* [TASK MATERIAL]

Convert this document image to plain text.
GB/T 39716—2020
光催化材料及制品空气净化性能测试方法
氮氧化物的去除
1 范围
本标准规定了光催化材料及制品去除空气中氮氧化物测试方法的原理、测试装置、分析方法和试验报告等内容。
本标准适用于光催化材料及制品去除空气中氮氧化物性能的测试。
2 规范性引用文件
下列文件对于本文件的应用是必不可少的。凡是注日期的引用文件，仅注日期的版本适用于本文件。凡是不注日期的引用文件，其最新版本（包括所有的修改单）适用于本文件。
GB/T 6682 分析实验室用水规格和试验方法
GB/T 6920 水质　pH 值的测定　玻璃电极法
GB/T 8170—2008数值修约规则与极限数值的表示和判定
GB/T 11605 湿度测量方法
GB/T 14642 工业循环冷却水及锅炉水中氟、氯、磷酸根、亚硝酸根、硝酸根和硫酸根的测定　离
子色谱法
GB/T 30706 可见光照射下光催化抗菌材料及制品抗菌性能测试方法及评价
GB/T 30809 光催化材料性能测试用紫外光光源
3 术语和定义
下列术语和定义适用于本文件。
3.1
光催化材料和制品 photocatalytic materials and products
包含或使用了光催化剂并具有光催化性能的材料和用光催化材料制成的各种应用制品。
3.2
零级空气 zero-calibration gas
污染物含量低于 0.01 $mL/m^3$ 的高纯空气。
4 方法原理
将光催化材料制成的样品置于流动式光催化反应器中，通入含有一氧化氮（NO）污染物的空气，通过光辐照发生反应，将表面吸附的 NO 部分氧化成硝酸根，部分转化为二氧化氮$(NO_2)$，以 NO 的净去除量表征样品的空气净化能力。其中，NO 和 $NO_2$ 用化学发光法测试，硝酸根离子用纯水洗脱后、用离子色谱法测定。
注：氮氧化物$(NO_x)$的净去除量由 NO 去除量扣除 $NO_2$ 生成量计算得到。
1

---

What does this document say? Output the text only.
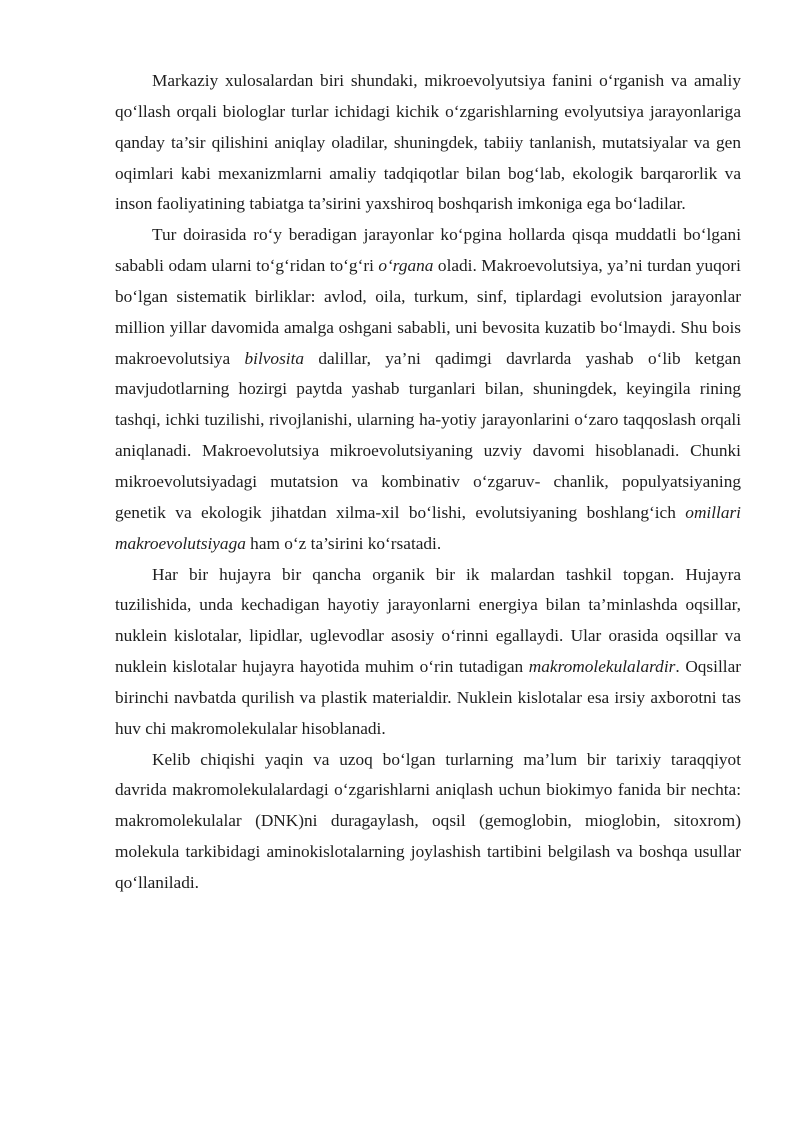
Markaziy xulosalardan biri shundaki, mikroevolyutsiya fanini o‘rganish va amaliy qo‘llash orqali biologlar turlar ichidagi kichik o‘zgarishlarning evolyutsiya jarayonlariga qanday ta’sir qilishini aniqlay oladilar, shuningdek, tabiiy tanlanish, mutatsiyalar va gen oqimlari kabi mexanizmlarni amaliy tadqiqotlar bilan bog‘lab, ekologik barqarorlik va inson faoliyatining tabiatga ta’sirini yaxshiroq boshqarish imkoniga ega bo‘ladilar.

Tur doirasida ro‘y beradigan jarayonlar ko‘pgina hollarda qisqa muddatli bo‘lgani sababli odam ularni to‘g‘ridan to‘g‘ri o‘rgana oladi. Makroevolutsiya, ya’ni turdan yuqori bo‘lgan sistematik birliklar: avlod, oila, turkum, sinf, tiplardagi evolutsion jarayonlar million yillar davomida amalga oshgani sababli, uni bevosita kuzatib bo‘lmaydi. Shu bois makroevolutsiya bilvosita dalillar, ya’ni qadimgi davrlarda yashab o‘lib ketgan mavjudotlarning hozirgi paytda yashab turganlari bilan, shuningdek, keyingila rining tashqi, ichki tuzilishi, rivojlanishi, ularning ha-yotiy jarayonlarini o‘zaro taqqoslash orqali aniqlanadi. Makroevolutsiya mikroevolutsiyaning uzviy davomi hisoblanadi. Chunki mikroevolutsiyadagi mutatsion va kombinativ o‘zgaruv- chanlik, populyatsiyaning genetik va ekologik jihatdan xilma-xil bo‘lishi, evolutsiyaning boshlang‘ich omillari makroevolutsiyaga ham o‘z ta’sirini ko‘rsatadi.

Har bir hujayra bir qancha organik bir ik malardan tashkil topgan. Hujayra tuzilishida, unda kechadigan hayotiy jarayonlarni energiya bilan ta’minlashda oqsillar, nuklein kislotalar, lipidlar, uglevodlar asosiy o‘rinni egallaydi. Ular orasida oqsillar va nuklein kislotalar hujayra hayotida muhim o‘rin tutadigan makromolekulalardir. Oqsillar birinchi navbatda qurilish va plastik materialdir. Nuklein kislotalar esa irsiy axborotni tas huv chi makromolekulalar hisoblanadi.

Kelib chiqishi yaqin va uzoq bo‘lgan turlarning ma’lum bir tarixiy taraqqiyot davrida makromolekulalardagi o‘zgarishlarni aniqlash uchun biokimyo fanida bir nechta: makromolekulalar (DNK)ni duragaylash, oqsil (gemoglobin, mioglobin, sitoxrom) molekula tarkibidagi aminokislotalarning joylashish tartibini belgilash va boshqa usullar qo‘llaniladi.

* [WHAT THIS TASK INVOLVES] Search the data for "document" and list every line in which it occurs.

* [RESULT]
Convert this document image to plain text.
What does this document say? Output the text only.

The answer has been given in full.